**What is required**
From the material below, list every line containing "popularity".

**Material to process**
## Begin

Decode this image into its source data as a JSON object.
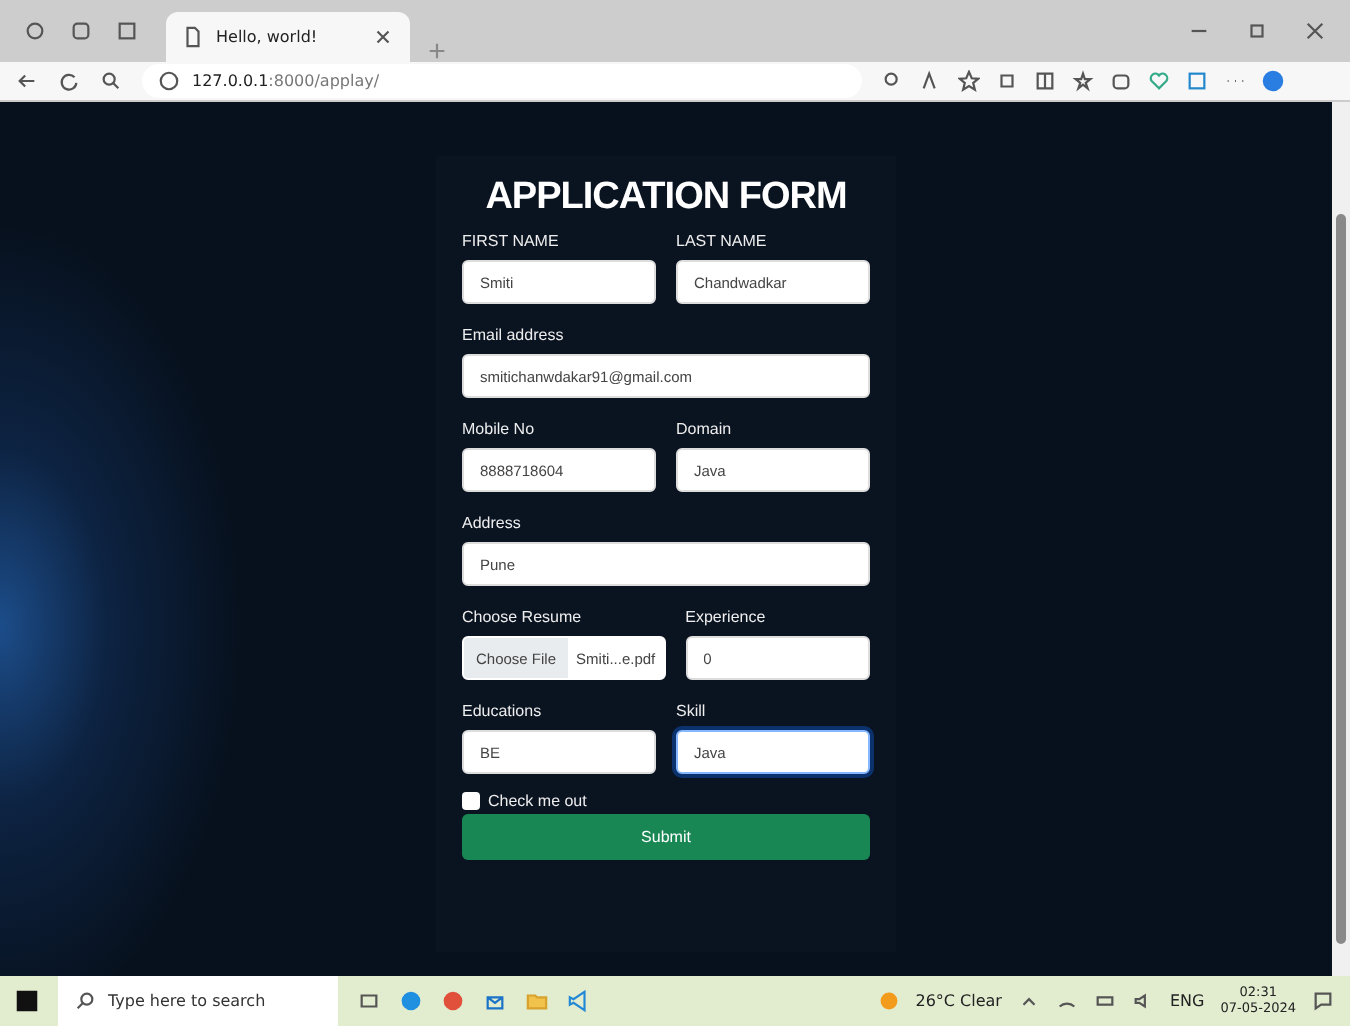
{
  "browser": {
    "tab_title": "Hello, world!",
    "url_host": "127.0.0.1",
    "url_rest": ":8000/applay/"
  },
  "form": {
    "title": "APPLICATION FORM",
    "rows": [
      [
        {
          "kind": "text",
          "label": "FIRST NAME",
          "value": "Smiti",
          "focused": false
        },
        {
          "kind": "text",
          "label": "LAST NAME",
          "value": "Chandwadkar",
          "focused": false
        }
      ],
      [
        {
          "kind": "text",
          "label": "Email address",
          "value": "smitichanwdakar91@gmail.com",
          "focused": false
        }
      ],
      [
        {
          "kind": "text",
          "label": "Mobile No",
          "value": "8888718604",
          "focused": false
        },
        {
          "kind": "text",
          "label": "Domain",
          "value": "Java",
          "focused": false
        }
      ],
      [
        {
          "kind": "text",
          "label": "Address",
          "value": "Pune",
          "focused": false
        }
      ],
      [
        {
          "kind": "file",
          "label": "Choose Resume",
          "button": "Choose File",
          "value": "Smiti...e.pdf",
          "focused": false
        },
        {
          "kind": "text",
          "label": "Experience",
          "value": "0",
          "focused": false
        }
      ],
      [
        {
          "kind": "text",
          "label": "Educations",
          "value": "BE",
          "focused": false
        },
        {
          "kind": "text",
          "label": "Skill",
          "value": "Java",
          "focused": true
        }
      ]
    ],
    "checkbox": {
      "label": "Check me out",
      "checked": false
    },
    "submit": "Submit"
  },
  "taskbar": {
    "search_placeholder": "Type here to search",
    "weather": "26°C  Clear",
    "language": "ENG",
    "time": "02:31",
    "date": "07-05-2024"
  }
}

## End
## Begin

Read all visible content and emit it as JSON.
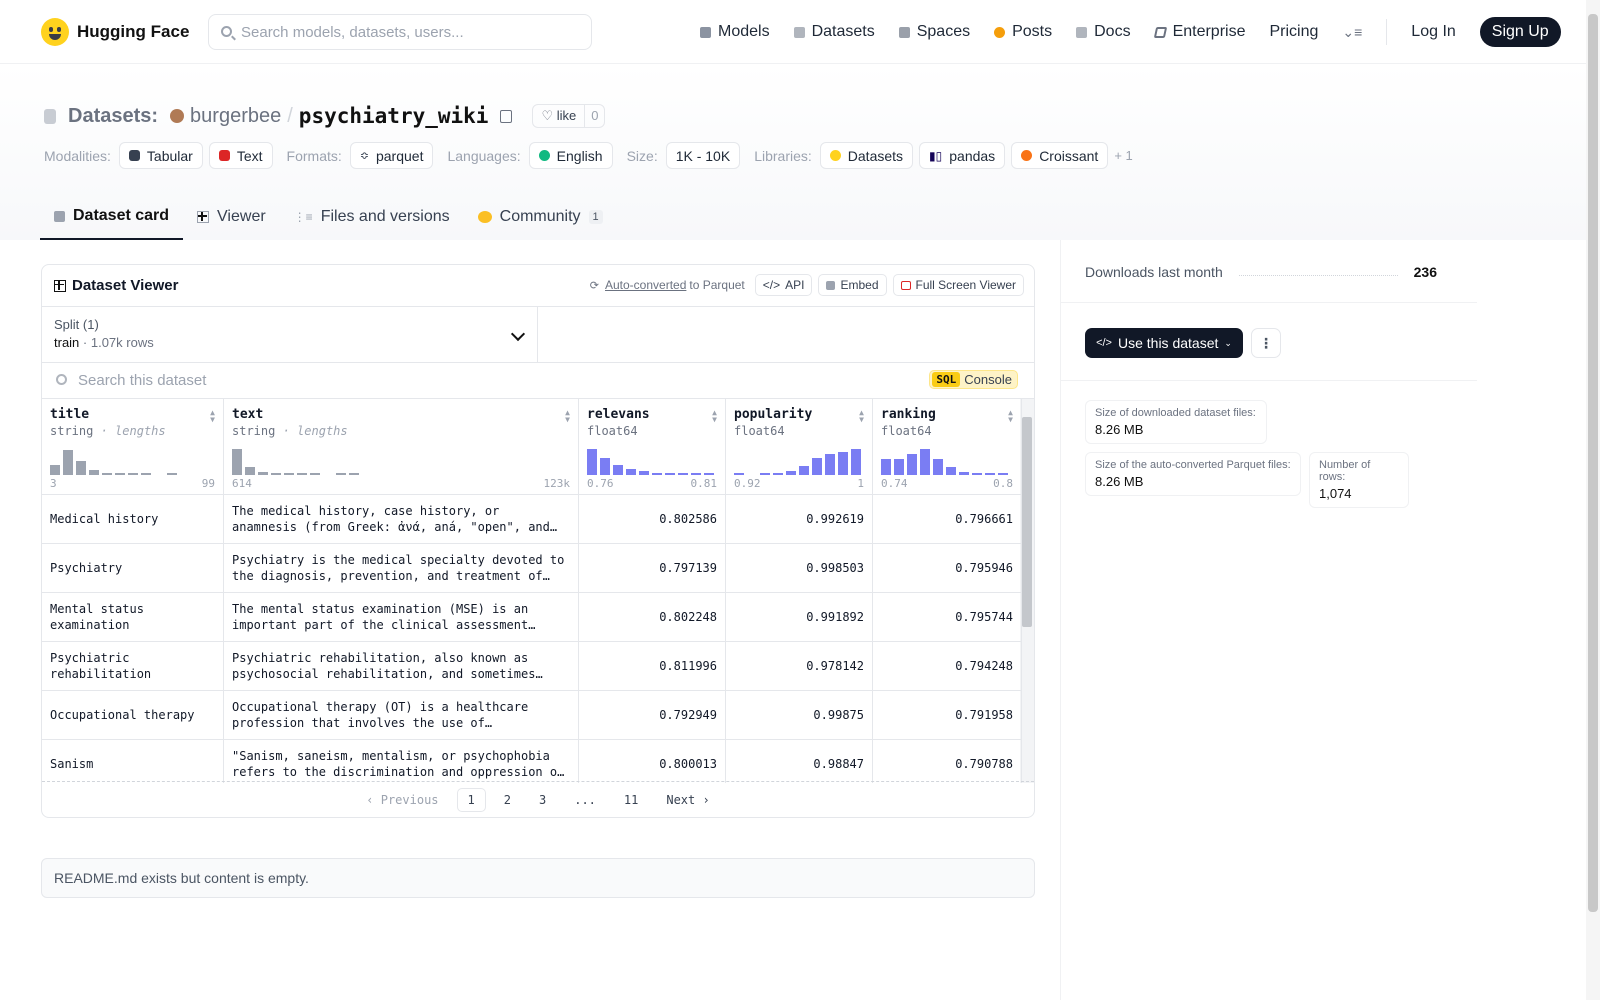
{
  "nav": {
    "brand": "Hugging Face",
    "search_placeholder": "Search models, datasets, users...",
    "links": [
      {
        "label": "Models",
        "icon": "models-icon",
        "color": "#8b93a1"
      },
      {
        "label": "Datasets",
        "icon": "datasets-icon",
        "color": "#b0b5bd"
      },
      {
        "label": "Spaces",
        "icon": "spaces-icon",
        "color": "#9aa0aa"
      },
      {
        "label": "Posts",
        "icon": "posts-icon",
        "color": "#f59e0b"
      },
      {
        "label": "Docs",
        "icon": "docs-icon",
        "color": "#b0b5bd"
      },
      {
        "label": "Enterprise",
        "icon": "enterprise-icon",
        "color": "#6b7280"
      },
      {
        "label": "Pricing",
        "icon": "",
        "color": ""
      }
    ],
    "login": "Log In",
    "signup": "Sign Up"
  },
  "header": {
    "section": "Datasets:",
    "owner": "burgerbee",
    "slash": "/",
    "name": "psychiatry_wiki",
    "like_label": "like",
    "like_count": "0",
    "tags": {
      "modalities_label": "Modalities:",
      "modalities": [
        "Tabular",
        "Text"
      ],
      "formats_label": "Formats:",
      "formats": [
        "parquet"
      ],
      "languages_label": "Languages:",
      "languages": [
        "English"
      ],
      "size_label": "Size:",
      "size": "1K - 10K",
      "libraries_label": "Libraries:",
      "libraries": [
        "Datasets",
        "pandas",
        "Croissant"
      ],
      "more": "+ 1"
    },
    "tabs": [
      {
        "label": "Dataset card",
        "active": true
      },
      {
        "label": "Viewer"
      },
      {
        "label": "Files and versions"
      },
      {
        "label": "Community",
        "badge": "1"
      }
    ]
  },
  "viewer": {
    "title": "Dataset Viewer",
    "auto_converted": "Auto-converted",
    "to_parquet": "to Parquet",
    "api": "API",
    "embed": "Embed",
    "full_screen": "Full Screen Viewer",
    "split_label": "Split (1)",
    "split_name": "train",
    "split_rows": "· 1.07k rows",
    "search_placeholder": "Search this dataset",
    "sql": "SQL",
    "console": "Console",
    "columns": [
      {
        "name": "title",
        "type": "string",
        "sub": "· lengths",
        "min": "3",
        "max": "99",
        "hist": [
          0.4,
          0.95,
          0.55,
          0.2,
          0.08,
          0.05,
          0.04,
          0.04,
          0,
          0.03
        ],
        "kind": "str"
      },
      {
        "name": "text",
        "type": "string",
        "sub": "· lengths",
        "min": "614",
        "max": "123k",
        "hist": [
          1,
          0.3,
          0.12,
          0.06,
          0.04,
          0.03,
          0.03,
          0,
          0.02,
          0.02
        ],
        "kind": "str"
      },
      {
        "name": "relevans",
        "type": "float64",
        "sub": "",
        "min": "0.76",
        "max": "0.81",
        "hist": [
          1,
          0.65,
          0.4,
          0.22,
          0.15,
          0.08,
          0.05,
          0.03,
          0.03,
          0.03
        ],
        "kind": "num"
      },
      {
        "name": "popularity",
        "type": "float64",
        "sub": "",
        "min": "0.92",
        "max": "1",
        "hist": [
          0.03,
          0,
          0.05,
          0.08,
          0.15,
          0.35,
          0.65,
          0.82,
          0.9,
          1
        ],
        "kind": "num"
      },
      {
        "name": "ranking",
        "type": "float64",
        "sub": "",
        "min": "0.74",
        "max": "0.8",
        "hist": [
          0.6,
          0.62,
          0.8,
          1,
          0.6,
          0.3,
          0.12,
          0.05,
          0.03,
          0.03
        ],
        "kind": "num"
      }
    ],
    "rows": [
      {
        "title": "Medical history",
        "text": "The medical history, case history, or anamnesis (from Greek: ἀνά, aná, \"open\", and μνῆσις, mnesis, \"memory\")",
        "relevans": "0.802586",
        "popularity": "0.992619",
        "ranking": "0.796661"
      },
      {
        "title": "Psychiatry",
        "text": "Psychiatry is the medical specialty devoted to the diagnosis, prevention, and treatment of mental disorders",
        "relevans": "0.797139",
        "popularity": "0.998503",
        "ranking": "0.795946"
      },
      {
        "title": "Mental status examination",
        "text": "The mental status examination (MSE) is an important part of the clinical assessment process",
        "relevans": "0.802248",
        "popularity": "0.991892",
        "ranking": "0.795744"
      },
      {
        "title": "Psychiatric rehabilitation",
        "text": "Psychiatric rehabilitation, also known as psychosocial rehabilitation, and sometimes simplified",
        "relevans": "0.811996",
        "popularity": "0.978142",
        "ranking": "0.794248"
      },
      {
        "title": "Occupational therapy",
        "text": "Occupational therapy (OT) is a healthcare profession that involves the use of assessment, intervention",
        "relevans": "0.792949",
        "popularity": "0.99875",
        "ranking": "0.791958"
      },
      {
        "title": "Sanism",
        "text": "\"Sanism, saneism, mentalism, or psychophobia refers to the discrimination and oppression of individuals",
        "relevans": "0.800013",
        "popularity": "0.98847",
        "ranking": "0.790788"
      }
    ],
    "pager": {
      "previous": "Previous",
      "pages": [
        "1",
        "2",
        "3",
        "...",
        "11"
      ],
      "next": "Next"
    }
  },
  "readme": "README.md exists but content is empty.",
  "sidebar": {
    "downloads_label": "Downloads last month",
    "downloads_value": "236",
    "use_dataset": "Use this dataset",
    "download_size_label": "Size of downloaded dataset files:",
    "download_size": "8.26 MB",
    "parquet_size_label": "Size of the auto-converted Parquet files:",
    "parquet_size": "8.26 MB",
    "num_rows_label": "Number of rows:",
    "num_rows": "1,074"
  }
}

## End

**Expected answer**
        "name": "popularity",
        "popularity": "0.992619",
        "popularity": "0.998503",
        "popularity": "0.991892",
        "popularity": "0.978142",
        "popularity": "0.99875",
        "popularity": "0.98847",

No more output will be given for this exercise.